**DATA EXTRACT:**
========================================

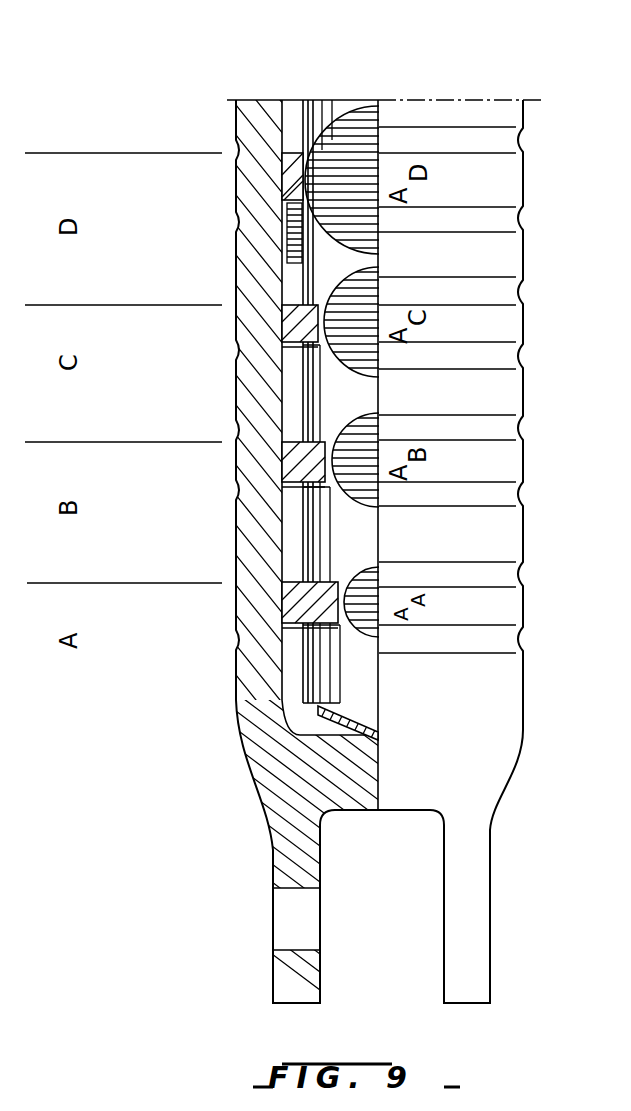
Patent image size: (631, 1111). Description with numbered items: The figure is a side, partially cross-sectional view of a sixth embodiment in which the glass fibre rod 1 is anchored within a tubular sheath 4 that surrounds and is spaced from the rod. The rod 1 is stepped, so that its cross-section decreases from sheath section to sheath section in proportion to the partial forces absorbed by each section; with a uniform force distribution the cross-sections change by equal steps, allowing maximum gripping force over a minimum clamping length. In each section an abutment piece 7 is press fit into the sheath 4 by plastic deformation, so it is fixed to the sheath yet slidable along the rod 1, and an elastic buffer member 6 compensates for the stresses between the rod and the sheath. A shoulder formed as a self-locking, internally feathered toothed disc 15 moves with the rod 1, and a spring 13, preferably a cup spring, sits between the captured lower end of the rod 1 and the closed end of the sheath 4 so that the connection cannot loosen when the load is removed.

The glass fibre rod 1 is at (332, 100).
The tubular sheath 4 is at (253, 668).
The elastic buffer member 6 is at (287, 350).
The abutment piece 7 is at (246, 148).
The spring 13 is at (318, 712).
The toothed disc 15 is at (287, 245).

========================================

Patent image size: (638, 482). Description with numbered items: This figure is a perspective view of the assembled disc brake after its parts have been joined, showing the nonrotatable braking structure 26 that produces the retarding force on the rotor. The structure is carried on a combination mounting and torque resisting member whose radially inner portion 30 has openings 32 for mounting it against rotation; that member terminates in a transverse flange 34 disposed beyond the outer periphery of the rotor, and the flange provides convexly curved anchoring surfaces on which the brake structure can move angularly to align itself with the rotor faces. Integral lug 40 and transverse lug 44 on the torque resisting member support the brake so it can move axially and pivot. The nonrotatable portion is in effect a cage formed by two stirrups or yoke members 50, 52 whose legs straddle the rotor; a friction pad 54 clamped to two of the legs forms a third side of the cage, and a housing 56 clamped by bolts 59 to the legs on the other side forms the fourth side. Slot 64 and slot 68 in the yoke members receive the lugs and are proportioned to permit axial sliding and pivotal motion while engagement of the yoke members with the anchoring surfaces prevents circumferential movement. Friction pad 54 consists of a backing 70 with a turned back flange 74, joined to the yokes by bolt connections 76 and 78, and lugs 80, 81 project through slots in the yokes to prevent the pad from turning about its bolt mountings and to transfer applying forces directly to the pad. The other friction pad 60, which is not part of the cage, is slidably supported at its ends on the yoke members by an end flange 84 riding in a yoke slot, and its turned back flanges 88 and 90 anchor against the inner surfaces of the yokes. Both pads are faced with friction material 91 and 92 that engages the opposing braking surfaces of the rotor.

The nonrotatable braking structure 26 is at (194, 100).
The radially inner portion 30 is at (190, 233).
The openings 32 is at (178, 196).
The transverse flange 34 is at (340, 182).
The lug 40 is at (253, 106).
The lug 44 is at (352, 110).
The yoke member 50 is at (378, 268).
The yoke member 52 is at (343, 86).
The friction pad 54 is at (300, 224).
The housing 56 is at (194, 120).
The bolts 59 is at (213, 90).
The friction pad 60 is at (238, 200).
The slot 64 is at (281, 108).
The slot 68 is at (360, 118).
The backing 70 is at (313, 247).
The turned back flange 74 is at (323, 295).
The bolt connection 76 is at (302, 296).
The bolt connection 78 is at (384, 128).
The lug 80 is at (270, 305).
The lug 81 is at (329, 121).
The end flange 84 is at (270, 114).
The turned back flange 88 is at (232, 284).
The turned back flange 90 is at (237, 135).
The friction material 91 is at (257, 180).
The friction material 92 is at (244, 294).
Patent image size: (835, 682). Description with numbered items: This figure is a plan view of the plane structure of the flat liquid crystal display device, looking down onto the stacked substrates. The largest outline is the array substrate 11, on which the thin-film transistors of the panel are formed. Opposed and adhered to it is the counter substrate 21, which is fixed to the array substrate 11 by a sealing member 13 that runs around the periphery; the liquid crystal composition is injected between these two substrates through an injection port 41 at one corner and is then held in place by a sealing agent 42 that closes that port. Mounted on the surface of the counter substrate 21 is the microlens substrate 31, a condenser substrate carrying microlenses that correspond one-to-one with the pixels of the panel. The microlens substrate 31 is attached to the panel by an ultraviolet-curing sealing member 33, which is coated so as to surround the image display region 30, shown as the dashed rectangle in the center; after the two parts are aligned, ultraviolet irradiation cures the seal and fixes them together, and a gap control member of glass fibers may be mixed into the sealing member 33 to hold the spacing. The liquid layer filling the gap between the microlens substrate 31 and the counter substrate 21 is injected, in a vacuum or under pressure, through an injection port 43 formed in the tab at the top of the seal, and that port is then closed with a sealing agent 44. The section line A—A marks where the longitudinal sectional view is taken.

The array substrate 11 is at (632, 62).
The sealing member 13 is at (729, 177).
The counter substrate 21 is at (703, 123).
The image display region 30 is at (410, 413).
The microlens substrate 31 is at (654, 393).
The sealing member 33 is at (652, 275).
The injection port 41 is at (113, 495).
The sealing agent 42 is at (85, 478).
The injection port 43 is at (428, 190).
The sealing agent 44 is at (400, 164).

========================================

**GIVEN INSTRUCTION:**
Copy out the rows verbatim, from the line containing "Patent image size: (631, 1111)." through the line containing "The toothed disc 15 is at (287, 245).".

**FULL ANSWER:**
Patent image size: (631, 1111). Description with numbered items: The figure is a side, partially cross-sectional view of a sixth embodiment in which the glass fibre rod 1 is anchored within a tubular sheath 4 that surrounds and is spaced from the rod. The rod 1 is stepped, so that its cross-section decreases from sheath section to sheath section in proportion to the partial forces absorbed by each section; with a uniform force distribution the cross-sections change by equal steps, allowing maximum gripping force over a minimum clamping length. In each section an abutment piece 7 is press fit into the sheath 4 by plastic deformation, so it is fixed to the sheath yet slidable along the rod 1, and an elastic buffer member 6 compensates for the stresses between the rod and the sheath. A shoulder formed as a self-locking, internally feathered toothed disc 15 moves with the rod 1, and a spring 13, preferably a cup spring, sits between the captured lower end of the rod 1 and the closed end of the sheath 4 so that the connection cannot loosen when the load is removed.

The glass fibre rod 1 is at (332, 100).
The tubular sheath 4 is at (253, 668).
The elastic buffer member 6 is at (287, 350).
The abutment piece 7 is at (246, 148).
The spring 13 is at (318, 712).
The toothed disc 15 is at (287, 245).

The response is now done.